_AIM OF THE EXERCISE_: Keep only the lines of the listing that include the word "right", and copy them.

———

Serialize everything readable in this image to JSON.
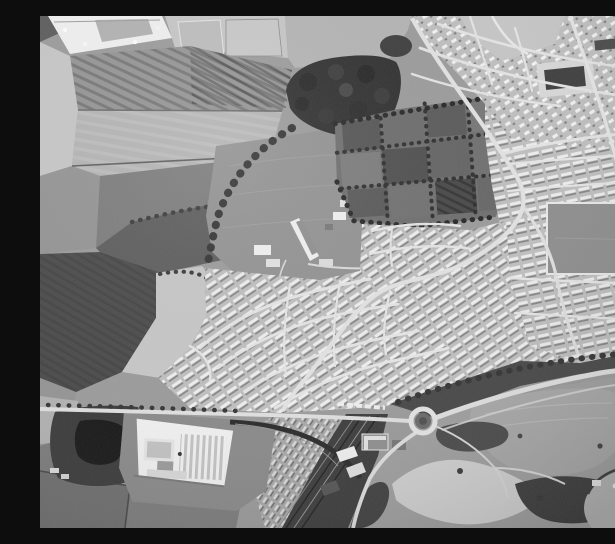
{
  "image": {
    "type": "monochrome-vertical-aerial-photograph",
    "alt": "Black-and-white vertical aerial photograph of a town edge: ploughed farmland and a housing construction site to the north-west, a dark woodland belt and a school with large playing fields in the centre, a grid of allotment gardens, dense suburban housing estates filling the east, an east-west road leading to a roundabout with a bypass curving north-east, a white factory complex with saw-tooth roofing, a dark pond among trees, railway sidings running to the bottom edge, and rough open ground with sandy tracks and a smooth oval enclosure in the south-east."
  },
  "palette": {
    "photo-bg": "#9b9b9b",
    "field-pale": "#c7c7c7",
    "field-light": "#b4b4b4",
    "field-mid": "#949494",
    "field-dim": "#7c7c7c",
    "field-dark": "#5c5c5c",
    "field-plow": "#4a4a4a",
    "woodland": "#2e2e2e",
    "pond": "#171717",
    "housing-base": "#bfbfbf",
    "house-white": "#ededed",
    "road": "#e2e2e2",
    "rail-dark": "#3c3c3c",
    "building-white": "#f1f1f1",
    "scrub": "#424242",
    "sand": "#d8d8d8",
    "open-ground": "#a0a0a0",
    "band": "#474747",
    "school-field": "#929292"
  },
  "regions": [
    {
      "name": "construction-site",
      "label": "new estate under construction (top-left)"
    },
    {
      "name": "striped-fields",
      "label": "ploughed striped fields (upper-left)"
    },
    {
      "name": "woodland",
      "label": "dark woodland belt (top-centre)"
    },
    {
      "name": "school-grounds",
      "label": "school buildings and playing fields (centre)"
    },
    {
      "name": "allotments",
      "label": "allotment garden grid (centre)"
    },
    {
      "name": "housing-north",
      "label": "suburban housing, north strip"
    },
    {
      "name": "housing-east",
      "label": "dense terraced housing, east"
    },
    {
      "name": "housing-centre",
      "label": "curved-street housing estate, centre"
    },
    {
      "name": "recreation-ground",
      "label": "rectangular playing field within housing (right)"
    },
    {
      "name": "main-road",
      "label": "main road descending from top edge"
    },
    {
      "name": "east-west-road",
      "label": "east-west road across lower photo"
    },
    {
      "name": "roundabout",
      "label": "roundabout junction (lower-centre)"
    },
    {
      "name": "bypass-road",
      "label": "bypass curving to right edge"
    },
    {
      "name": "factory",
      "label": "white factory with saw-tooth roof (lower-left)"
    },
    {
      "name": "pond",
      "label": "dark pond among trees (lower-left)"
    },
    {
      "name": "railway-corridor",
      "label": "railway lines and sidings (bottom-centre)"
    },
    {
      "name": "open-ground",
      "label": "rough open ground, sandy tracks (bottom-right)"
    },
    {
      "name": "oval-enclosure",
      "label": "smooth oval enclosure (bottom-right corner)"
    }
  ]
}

———

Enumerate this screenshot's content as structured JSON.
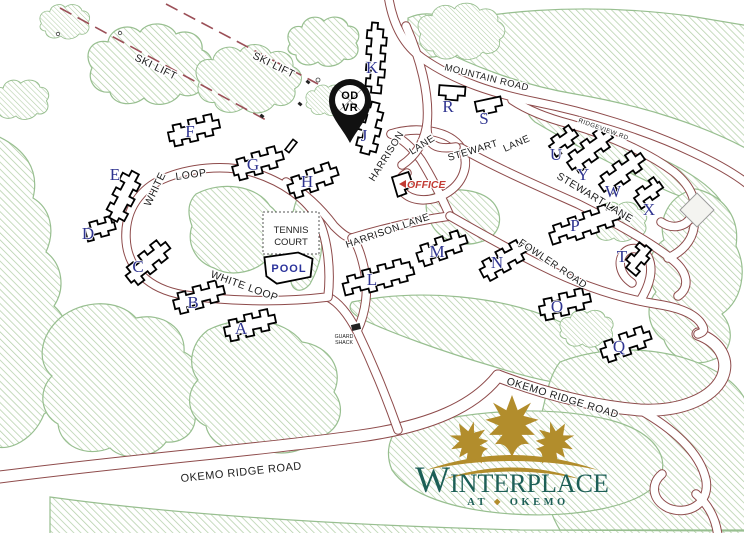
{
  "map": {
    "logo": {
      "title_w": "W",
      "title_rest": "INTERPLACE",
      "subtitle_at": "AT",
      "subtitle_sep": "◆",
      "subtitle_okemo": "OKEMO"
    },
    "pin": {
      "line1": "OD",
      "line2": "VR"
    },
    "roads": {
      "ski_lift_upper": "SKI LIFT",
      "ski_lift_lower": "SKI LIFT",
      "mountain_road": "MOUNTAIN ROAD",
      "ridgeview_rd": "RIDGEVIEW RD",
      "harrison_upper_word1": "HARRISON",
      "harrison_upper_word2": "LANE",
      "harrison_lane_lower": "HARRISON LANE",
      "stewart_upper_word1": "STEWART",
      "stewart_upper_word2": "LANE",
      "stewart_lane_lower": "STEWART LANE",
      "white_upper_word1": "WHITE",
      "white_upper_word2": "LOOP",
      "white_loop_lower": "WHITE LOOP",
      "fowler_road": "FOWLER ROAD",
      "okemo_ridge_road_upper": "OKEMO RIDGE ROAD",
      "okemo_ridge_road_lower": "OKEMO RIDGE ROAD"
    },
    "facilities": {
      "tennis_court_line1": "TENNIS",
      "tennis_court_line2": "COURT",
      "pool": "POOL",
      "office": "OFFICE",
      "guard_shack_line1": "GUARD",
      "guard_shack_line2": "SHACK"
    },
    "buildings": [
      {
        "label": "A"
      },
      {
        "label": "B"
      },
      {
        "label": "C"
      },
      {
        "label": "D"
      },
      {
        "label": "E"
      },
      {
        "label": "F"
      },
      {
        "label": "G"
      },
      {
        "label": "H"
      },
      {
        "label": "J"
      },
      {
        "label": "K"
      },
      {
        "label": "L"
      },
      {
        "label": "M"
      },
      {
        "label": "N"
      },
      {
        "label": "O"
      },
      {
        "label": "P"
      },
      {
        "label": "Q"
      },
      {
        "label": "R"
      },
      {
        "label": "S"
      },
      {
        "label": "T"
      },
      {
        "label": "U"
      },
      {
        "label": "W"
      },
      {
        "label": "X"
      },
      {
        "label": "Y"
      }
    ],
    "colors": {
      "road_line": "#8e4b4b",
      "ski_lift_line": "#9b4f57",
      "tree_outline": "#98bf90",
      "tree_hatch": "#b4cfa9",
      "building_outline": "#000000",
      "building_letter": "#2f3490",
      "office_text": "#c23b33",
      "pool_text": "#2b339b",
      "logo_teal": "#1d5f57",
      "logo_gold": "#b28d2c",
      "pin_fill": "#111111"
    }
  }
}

———

_CORRECT ANSWER_:
      "label": "rectangular playing field within housing (right)"
      "label": "bypass curving to right edge"
      "label": "rough open ground, sandy tracks (bottom-right)"
      "label": "smooth oval enclosure (bottom-right corner)"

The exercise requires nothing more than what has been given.